Data supplied:
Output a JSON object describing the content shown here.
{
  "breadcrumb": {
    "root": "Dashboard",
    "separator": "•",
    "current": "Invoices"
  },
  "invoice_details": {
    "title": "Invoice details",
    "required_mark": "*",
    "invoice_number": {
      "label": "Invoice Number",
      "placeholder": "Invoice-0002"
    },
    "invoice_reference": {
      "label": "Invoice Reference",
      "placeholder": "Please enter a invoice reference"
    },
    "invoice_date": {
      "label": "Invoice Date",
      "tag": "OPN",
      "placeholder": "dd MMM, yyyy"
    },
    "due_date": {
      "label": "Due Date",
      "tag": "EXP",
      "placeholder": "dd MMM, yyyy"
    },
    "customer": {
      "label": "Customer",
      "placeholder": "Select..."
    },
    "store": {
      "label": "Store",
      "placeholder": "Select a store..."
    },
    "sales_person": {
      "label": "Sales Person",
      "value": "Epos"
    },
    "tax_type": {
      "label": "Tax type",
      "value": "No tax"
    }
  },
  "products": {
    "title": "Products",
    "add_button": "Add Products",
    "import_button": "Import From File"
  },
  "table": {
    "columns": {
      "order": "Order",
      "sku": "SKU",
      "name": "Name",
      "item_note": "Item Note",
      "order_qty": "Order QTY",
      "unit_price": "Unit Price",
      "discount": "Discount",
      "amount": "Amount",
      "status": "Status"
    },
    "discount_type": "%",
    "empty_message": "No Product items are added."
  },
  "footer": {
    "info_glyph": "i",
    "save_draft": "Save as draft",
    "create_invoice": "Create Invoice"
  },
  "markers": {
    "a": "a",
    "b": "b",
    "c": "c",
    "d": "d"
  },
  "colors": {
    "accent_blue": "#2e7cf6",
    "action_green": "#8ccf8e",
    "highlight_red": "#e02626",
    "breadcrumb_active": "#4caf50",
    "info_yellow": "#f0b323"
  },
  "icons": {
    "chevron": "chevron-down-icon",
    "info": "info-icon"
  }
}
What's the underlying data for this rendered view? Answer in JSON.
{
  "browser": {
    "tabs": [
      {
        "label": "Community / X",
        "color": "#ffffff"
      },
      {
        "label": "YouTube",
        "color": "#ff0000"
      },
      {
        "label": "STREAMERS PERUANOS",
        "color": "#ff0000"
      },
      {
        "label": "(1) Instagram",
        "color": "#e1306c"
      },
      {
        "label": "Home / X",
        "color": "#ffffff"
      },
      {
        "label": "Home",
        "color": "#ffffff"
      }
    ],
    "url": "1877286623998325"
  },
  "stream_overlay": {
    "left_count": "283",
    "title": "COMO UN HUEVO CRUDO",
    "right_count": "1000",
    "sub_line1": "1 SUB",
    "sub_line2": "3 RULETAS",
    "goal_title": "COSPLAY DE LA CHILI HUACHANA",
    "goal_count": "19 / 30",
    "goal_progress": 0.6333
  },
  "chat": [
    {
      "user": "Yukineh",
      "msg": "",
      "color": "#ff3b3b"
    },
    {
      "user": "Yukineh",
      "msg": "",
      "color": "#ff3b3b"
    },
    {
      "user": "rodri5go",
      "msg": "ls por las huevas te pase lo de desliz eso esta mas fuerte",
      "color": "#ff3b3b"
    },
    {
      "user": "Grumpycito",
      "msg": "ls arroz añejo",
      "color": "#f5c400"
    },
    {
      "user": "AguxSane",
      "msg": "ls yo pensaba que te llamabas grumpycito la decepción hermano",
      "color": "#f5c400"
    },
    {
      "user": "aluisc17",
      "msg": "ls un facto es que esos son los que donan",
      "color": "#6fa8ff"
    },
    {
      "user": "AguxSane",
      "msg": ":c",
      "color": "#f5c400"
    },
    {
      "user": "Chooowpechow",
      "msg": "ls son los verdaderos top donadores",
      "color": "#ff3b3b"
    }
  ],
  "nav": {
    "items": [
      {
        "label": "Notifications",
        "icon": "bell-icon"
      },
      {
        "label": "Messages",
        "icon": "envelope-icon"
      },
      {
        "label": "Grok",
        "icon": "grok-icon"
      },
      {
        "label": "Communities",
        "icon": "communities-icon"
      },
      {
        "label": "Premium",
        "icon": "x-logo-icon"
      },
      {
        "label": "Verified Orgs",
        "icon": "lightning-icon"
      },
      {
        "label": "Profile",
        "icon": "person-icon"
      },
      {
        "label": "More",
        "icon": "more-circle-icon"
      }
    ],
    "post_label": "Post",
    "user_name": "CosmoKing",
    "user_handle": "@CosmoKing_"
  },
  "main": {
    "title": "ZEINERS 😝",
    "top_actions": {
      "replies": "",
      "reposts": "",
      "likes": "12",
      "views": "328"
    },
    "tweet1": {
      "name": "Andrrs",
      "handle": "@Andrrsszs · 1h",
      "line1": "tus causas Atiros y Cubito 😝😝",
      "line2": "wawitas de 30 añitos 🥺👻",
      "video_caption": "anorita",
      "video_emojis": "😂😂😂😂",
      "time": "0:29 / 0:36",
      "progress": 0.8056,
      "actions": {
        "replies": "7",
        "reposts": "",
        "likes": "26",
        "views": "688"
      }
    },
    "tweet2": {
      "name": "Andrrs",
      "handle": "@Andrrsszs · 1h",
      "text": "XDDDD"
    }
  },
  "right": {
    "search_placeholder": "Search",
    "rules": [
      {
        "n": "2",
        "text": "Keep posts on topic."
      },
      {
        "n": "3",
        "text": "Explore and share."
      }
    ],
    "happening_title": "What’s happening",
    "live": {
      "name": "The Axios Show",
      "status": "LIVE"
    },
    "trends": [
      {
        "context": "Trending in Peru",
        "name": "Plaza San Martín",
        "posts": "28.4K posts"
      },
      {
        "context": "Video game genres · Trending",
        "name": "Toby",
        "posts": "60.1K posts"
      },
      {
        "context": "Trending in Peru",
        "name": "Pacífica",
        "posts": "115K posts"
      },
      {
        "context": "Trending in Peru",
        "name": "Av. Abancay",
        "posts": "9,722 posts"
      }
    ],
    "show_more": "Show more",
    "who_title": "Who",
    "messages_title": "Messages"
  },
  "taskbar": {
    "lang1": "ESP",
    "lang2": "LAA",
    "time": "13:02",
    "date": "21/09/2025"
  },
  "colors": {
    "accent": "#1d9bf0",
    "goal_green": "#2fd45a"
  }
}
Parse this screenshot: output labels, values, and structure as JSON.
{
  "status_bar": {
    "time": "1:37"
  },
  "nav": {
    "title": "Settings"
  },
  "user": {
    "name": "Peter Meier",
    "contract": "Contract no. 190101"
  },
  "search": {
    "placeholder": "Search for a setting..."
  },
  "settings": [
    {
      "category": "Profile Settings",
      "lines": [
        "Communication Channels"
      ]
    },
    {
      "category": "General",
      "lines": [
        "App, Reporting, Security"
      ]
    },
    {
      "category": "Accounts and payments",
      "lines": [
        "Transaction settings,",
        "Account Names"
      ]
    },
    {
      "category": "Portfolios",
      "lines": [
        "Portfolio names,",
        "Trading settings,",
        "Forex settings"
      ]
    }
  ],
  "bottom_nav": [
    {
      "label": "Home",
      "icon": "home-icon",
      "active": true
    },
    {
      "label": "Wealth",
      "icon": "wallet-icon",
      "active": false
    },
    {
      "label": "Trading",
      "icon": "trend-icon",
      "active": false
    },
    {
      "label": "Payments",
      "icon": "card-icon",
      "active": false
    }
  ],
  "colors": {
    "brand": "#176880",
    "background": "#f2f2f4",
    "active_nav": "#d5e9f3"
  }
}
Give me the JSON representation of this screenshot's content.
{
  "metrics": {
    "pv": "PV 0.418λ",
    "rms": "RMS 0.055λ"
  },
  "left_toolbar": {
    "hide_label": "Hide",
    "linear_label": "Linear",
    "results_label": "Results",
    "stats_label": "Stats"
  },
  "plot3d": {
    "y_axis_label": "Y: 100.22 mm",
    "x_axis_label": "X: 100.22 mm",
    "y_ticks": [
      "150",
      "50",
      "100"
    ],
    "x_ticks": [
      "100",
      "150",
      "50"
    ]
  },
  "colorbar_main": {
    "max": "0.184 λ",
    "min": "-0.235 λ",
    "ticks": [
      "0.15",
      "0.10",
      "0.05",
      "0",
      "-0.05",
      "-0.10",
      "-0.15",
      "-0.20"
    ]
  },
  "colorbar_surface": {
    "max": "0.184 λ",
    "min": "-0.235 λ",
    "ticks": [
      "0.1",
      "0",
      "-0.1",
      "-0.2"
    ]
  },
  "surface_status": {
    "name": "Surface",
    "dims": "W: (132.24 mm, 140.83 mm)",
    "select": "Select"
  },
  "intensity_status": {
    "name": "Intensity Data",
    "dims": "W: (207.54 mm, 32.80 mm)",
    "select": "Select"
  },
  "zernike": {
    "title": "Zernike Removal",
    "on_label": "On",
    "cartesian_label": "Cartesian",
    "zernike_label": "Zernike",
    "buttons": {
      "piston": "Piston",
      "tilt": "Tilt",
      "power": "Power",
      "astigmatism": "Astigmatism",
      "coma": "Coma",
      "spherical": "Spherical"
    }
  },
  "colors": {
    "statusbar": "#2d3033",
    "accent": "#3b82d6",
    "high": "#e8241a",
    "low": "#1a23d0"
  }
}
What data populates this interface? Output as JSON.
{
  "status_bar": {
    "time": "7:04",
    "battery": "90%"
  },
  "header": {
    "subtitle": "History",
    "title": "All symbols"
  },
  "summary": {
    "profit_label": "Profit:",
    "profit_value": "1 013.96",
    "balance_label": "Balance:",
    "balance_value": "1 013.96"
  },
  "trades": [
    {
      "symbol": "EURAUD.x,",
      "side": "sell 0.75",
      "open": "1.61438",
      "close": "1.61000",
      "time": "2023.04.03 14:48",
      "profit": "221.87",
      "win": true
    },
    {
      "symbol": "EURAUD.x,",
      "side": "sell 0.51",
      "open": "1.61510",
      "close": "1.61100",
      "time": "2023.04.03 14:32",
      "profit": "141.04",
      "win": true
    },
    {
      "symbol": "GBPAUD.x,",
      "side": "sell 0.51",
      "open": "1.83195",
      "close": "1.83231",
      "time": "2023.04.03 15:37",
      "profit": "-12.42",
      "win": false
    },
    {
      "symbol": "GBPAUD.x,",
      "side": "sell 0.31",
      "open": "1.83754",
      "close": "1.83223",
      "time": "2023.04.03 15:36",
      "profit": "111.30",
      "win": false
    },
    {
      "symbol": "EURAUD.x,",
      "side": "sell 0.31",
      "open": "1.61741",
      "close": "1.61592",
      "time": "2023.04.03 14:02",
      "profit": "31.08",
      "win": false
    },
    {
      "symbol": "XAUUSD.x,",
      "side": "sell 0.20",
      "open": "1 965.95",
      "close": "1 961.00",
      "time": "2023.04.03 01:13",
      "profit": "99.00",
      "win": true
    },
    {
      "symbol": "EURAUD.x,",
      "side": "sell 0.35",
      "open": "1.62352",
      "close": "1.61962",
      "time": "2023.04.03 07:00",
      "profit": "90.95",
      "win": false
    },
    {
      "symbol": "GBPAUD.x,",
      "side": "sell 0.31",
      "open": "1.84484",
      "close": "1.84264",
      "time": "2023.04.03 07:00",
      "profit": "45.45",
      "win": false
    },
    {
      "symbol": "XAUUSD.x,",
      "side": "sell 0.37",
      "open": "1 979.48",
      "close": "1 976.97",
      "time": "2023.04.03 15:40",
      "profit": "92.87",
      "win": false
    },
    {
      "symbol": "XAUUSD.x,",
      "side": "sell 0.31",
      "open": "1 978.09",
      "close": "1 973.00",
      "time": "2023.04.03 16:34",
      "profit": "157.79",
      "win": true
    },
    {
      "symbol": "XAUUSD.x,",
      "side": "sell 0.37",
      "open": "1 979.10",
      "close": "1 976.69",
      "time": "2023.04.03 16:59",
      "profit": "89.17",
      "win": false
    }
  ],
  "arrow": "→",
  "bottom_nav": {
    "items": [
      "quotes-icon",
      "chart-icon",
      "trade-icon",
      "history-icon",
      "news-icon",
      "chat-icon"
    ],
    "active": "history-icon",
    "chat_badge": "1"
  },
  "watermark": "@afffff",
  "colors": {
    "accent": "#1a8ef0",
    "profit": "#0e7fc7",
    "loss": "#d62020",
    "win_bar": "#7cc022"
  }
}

Your goal:
Copy out every line that includes the word "category".

Worked answer:
      "category": "Profile Settings",
      "category": "General",
      "category": "Accounts and payments",
      "category": "Portfolios",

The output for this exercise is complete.